## What is being asked:
Copy the records below exactly as they are written.

## Data section:
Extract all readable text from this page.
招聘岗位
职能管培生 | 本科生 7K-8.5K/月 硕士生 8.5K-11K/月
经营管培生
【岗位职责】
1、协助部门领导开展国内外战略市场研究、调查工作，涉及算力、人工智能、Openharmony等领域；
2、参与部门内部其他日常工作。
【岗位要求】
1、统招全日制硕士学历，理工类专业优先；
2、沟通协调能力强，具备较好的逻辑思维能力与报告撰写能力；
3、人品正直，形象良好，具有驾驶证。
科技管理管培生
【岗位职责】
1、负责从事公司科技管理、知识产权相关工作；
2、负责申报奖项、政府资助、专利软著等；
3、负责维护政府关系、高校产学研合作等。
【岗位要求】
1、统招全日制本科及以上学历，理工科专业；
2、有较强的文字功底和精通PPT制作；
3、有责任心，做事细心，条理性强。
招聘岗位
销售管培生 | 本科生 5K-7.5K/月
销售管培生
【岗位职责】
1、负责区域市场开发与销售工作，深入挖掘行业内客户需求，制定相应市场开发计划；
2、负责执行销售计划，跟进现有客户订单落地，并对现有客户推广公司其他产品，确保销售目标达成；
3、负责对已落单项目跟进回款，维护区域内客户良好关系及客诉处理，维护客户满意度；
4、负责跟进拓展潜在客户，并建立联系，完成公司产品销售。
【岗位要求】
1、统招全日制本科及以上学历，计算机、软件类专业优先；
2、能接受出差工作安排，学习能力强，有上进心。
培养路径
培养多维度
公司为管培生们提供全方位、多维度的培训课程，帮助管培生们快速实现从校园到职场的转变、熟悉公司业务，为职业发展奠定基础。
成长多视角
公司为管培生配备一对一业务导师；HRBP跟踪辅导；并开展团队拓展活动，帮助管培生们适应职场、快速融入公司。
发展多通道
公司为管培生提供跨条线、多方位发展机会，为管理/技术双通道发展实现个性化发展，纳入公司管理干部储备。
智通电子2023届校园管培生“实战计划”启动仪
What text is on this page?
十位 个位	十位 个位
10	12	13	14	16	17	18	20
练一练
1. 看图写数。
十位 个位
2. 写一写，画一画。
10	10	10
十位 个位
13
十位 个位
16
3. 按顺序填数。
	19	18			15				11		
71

## Correct output:
Extract all readable text from this page.
招聘岗位
职能管培生 | 本科生 7K-8.5K/月 硕士生 8.5K-11K/月
经营管培生
【岗位职责】
1、协助部门领导开展国内外战略市场研究、调查工作，涉及算力、人工智能、Openharmony等领域；
2、参与部门内部其他日常工作。
【岗位要求】
1、统招全日制硕士学历，理工类专业优先；
2、沟通协调能力强，具备较好的逻辑思维能力与报告撰写能力；
3、人品正直，形象良好，具有驾驶证。
科技管理管培生
【岗位职责】
1、负责从事公司科技管理、知识产权相关工作；
2、负责申报奖项、政府资助、专利软著等；
3、负责维护政府关系、高校产学研合作等。
【岗位要求】
1、统招全日制本科及以上学历，理工科专业；
2、有较强的文字功底和精通PPT制作；
3、有责任心，做事细心，条理性强。
招聘岗位
销售管培生 | 本科生 5K-7.5K/月
销售管培生
【岗位职责】
1、负责区域市场开发与销售工作，深入挖掘行业内客户需求，制定相应市场开发计划；
2、负责执行销售计划，跟进现有客户订单落地，并对现有客户推广公司其他产品，确保销售目标达成；
3、负责对已落单项目跟进回款，维护区域内客户良好关系及客诉处理，维护客户满意度；
4、负责跟进拓展潜在客户，并建立联系，完成公司产品销售。
【岗位要求】
1、统招全日制本科及以上学历，计算机、软件类专业优先；
2、能接受出差工作安排，学习能力强，有上进心。
培养路径
培养多维度
公司为管培生们提供全方位、多维度的培训课程，帮助管培生们快速实现从校园到职场的转变、熟悉公司业务，为职业发展奠定基础。
成长多视角
公司为管培生配备一对一业务导师；HRBP跟踪辅导；并开展团队拓展活动，帮助管培生们适应职场、快速融入公司。
发展多通道
公司为管培生提供跨条线、多方位发展机会，为管理/技术双通道发展实现个性化发展，纳入公司管理干部储备。
智通电子2023届校园管培生“实战计划”启动仪
What text is on this page?
十位 个位	十位 个位
10	12	13	14	16	17	18	20
练一练
1. 看图写数。
十位 个位
2. 写一写，画一画。
10	10	10
十位 个位
13
十位 个位
16
3. 按顺序填数。
	19	18			15				11		
71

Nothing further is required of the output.